▸ EXERCISE SET:
• a. In the post on GDPR, on what date does enforcement of the regulation begin?
• b. In the GDPR post, rewrite the passage starting at "To those that" and ending at "so under GDPR.", renaming "GDPR" as "General Data Protection Regulation".
• c. According to the GDPR post, what has the writer's inbox been overflowing with over the past few weeks? List every item.

▸ SOURCE EXCERPT:
══════════════════════════════

To those that have been living under a rock for the past year, the GDPR is Europe’s new privacy law that regulates the processing of personal data relating to individuals in the European Union.

It is designed to ensure that people understand what personal data we collect and how we use it – and gives them greater control over that use.

While we are currently working to implement specific GDPR requirements before enforcement begins on May 25, 2018, we’d like to remind our users that we already build privacy into everything we do and will continue to do so under GDPR.

 

What does GDPR entail?

Depending on who you speak to, you may get answers ranging from mild annoyance at having to comply with yet more regulations, to various expletives and even to “the end of marketing as we know it”.

Whatever the reply, its fair to say that GDPR has many website owners in a state of panic.

There’s been a lot of talk hefty fines awaiting those who fail to comply with the regulations.

And over the past few weeks my inbox has been overflowing with privacy policy updates, requests to (re)consent to the use of my data and a fair share of general GDPR doom and gloom.

In addition to this, our support desk has been inundated with queries about what we’re doing to make Wishloop’s optin forms GDPR compliant.

Judging by the wording of these requests, most people are either:

a) confused about what they actually should be doing in the face of GDPR
b) misinformed about what compliance entails

Having surveyed hundreds of posts on the subject and the regulations themselves, its no wonder why.

The regulations themselves are characteristically vague, no concrete case history is yet available and businesses are generally doing their best to interpret and respond to the regulations in varying different ways.

 

Wishloop and the GDPR

In this post, we’ll take a closer look at what GDPR actually means for small business entrepreneurs and email marketers.

══════════════════════════════

▸ DATASET SECTION:
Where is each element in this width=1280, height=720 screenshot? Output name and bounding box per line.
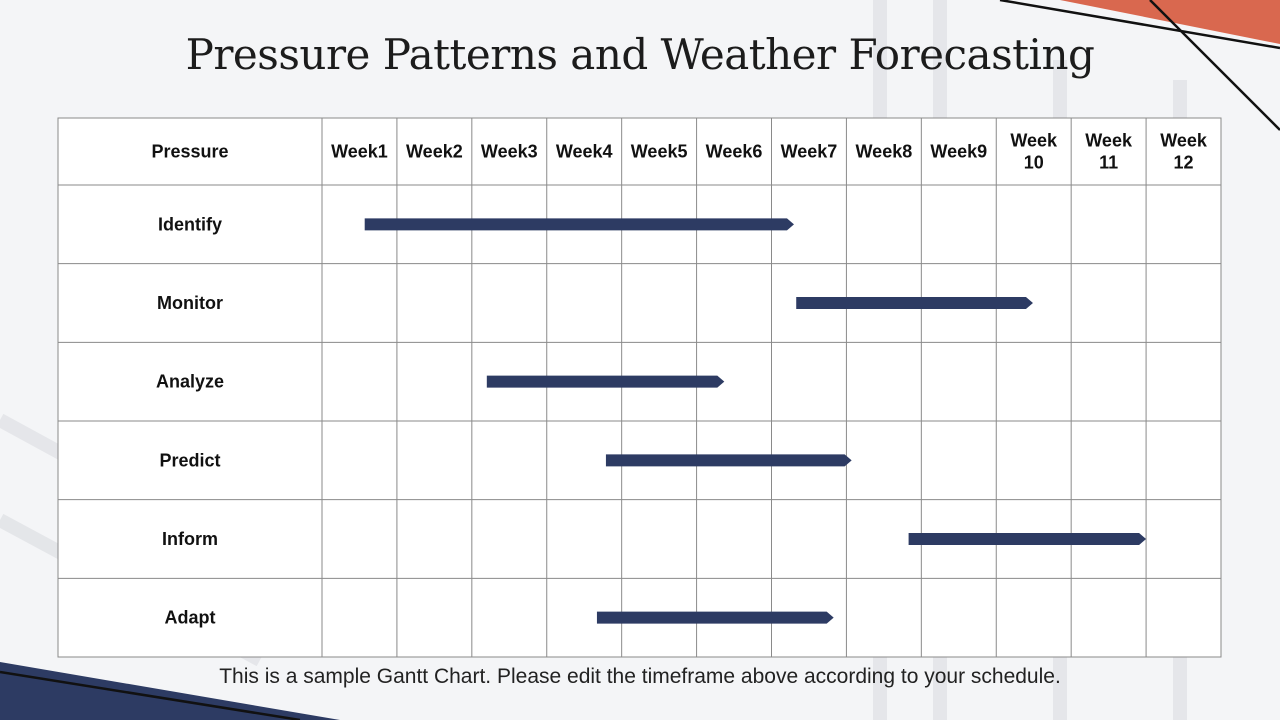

══════════════════════════════

▸ FINAL RESULTS:
• a. May 25, 2018

• b.
To those that have been living under a rock for the past year, the General Data Protection Regulation is Europe’s new privacy law that regulates the processing of personal data relating to individuals in the European Union.

It is designed to ensure that people understand what personal data we collect and how we use it – and gives them greater control over that use.

While we are currently working to implement specific General Data Protection Regulation requirements before enforcement begins on May 25, 2018, we’d like to remind our users that we already build privacy into everything we do and will continue to do so under General Data Protection Regulation.

• c.
- privacy policy updates
- requests to (re)consent to the use of the writer's data
- a fair share of general GDPR doom and gloom